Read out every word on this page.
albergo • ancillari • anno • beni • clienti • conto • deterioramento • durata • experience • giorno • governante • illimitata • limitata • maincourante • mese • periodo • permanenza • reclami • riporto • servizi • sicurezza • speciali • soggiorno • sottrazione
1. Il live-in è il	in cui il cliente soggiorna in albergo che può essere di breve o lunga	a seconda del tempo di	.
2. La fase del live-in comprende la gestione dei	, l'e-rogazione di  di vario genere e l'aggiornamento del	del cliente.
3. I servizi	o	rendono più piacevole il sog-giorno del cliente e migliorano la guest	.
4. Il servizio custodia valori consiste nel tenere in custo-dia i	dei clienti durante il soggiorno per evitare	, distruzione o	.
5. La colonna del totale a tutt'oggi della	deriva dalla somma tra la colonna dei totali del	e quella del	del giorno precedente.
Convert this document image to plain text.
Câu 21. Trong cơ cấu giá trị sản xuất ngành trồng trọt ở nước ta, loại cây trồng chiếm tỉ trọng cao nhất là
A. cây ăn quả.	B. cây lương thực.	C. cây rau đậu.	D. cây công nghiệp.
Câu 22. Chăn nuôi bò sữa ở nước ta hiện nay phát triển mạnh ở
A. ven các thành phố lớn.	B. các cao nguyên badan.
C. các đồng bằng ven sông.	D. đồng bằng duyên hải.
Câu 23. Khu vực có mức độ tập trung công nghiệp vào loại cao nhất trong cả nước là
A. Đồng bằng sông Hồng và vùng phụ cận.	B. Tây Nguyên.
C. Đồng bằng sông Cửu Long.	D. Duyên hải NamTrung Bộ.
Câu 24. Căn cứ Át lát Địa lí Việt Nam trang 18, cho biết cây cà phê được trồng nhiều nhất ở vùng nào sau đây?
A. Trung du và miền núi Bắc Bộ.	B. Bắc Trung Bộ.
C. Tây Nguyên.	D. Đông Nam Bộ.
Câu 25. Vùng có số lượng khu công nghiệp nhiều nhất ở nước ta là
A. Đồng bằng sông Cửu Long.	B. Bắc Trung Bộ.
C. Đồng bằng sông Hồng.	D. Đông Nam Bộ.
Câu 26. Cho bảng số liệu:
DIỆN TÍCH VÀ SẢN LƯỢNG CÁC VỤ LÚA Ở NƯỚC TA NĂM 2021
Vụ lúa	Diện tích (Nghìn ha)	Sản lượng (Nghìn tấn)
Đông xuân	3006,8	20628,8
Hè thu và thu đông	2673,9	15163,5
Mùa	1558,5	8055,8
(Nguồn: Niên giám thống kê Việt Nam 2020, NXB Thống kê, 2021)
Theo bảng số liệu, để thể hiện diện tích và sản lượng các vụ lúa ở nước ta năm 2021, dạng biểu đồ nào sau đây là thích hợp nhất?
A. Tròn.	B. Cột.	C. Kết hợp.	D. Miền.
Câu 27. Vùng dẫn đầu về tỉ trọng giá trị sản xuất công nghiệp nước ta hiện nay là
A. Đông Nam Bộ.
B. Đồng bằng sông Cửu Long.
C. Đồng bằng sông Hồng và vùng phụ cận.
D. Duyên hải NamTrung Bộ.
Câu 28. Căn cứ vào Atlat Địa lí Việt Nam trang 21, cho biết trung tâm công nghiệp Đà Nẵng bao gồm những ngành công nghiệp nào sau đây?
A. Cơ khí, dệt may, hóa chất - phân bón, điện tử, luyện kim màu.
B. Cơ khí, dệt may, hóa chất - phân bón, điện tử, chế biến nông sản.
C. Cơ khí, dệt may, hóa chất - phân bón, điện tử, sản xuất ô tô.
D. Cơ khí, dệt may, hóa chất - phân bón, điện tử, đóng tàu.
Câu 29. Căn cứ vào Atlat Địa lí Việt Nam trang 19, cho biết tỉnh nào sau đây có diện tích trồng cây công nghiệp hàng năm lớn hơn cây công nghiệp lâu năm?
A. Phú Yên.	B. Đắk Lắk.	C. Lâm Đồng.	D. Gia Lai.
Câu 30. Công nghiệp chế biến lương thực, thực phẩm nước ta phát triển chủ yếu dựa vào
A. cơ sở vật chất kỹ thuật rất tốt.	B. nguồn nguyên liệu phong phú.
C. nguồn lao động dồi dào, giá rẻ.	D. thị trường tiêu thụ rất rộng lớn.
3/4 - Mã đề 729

# # # #

## What the task asks
Scan the data above; copy every line where "chất" appears.

## Solution for this problem
A. Cơ khí, dệt may, hóa chất - phân bón, điện tử, luyện kim màu.
B. Cơ khí, dệt may, hóa chất - phân bón, điện tử, chế biến nông sản.
C. Cơ khí, dệt may, hóa chất - phân bón, điện tử, sản xuất ô tô.
D. Cơ khí, dệt may, hóa chất - phân bón, điện tử, đóng tàu.
A. cơ sở vật chất kỹ thuật rất tốt.	B. nguồn nguyên liệu phong phú.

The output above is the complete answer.